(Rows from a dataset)
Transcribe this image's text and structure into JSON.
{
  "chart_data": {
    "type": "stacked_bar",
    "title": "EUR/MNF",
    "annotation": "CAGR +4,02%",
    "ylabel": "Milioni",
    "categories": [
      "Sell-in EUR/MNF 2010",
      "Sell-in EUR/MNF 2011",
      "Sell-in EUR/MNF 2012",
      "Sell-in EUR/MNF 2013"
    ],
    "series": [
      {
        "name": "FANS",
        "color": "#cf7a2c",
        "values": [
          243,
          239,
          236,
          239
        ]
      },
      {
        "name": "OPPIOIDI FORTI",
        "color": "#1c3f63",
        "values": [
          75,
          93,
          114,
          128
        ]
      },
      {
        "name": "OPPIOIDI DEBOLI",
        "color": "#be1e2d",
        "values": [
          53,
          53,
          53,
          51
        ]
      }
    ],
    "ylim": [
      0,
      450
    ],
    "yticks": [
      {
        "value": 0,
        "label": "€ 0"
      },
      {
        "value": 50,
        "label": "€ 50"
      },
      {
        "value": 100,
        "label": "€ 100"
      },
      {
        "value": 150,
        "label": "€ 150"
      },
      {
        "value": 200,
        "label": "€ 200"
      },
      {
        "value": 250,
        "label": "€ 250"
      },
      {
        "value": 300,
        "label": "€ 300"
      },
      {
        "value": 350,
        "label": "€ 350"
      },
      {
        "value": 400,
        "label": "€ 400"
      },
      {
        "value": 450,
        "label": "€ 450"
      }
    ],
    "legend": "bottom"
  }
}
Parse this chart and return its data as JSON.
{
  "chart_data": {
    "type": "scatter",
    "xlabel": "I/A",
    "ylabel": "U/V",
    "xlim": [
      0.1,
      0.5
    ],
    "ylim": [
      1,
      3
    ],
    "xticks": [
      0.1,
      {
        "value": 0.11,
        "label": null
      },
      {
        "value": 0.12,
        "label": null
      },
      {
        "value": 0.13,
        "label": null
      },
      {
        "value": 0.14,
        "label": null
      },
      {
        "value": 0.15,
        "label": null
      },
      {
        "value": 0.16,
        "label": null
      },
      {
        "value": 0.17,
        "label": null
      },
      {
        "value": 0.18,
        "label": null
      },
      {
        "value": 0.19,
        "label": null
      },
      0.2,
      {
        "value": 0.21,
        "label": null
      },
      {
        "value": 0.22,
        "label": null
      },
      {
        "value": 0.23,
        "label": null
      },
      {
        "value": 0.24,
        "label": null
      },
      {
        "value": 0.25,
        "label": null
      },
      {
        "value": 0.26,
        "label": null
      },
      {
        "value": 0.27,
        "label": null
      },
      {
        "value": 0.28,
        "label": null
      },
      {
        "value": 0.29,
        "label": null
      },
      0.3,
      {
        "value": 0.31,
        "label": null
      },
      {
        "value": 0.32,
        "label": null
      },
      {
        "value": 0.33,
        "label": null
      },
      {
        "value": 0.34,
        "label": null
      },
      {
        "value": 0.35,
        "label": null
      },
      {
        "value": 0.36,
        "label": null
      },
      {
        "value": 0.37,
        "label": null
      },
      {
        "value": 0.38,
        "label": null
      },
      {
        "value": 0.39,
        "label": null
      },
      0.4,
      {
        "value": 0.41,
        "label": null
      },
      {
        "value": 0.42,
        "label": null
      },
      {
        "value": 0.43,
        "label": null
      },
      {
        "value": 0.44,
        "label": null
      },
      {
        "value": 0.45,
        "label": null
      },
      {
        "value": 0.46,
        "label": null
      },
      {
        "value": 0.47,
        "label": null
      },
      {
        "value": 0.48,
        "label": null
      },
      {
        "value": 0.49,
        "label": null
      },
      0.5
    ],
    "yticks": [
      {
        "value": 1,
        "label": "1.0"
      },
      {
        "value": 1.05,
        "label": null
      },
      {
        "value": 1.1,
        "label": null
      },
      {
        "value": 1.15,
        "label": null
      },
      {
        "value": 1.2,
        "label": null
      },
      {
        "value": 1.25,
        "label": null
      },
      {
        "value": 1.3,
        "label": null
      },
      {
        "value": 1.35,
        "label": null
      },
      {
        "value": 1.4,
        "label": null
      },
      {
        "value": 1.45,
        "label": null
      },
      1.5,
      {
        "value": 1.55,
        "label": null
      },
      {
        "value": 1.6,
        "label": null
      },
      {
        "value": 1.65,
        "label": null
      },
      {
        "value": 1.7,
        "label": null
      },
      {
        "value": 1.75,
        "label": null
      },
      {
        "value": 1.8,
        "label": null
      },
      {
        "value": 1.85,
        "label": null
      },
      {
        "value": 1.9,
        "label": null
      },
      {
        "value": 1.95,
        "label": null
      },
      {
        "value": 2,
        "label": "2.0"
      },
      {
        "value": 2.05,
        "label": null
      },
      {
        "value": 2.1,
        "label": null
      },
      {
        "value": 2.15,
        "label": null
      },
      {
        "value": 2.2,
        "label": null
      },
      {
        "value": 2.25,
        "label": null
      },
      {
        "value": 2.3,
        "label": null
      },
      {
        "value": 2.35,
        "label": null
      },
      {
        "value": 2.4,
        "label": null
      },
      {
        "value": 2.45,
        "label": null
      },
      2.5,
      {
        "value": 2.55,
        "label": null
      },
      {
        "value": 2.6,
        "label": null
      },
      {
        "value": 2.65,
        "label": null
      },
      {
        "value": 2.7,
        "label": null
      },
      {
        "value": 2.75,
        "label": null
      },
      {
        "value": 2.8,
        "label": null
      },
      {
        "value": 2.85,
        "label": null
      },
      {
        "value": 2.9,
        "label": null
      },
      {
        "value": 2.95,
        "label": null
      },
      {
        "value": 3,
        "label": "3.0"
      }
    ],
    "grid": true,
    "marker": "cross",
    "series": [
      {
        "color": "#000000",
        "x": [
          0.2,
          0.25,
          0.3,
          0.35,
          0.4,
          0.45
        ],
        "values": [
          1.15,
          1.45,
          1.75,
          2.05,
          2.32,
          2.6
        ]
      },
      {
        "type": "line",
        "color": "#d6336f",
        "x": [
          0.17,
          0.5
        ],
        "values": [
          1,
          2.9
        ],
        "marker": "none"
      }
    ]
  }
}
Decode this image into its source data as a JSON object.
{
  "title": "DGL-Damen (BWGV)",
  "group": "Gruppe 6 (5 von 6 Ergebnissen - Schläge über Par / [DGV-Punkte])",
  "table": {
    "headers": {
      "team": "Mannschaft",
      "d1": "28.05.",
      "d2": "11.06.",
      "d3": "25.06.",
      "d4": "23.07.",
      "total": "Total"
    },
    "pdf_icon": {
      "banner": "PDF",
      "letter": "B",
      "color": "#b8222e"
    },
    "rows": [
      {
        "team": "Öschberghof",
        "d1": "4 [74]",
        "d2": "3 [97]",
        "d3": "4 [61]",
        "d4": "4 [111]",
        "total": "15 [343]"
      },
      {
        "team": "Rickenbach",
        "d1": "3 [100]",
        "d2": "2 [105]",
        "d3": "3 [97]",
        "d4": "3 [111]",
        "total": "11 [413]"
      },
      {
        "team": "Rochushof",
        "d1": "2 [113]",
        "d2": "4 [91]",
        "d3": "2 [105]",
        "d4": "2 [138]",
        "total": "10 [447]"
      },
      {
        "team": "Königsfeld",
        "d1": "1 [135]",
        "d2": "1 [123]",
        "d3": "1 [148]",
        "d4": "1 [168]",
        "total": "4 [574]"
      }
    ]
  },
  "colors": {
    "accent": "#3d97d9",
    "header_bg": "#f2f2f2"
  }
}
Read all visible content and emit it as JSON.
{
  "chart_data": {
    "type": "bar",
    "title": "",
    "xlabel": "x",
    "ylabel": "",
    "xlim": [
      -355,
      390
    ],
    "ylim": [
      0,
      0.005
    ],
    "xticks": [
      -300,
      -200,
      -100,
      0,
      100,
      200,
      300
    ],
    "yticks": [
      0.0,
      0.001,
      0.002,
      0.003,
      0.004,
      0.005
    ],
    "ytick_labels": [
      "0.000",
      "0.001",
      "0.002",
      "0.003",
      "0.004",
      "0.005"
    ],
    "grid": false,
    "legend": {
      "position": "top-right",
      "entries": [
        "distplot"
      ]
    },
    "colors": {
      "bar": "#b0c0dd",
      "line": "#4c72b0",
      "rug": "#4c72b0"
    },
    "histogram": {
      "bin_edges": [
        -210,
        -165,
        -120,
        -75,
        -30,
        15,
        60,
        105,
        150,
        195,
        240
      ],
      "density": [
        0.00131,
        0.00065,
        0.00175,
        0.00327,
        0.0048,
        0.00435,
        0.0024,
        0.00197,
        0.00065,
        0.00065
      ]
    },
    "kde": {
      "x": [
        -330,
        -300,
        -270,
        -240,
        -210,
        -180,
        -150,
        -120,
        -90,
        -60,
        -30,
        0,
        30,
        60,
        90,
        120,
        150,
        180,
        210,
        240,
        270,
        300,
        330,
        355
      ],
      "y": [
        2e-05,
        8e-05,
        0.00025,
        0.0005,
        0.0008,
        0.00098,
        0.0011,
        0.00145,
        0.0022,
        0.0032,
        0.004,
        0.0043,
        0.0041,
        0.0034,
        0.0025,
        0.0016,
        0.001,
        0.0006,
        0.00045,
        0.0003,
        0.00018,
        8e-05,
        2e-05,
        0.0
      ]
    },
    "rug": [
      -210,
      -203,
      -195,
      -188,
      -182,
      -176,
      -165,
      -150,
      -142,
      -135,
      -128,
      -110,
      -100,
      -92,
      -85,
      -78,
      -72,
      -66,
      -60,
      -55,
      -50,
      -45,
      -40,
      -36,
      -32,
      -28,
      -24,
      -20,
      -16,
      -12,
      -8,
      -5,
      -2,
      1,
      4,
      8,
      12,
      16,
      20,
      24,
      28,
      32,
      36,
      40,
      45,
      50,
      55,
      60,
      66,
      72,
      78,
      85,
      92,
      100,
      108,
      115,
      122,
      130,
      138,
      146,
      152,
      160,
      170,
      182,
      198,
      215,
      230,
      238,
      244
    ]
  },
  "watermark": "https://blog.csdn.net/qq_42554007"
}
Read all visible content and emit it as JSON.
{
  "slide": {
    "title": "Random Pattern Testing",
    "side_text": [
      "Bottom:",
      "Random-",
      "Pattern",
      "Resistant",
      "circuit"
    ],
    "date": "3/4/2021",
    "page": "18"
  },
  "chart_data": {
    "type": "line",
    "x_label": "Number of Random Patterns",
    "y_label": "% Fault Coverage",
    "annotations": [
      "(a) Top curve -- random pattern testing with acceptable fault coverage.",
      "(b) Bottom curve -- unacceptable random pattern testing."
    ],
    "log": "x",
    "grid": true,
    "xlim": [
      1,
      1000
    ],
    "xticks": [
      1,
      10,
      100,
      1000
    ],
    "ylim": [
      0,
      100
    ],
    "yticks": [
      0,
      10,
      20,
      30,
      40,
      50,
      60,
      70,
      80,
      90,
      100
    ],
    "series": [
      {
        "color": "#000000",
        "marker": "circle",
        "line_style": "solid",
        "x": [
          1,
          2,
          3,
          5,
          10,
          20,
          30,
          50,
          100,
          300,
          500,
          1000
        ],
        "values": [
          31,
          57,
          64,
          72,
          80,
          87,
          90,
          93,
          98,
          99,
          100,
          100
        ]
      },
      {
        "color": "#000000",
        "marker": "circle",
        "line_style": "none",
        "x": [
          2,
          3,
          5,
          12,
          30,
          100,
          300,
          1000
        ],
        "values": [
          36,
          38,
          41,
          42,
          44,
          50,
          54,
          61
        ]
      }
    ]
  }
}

▶ [TASK REQUIREMENTS] Copy every line of the listing containing the string "JSON".

▶ [SOLUTION FOR THIS TASK]
Transcribe this image's text and structure into JSON.
Parse this chart and return its data as JSON.
Decode this image into its source data as a JSON object.
Read all visible content and emit it as JSON.
Read all visible content and emit it as JSON.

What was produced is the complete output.